Directions: How many lines in this material include the string "color"? Answer with the number and nothing further.

Records provided:
════════════════

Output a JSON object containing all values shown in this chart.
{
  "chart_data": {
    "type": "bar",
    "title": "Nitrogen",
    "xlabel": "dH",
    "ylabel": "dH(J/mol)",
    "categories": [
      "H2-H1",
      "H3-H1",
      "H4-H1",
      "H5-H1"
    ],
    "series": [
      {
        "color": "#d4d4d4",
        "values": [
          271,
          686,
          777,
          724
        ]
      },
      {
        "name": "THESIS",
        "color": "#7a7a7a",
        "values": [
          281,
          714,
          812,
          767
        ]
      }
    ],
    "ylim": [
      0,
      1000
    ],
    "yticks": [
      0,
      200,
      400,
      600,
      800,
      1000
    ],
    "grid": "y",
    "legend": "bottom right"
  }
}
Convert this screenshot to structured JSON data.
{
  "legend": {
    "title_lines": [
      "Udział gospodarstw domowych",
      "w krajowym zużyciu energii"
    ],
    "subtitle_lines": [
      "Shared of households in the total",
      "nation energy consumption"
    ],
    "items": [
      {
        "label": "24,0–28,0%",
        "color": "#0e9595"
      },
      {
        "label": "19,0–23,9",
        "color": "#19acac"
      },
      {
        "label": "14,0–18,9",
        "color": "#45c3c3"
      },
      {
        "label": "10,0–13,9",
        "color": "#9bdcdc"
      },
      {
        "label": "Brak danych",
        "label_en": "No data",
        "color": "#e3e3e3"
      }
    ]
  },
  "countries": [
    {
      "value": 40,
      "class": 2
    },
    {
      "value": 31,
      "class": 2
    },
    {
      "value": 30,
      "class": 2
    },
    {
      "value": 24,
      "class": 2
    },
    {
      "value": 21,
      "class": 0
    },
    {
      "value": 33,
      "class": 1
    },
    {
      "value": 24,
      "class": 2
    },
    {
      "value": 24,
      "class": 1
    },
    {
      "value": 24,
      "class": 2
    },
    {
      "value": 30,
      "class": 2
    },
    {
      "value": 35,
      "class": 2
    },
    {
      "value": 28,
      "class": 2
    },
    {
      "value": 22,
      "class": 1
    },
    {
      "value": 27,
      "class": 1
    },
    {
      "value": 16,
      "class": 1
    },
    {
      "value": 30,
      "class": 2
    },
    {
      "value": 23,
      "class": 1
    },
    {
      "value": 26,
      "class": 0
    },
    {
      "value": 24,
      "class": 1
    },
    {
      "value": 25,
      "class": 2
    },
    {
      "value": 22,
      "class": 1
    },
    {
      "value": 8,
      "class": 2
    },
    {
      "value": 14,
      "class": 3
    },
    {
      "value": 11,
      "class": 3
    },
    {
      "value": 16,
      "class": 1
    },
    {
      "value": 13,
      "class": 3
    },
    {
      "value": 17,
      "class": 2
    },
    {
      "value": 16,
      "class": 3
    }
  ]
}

════════════════

Completed task: 7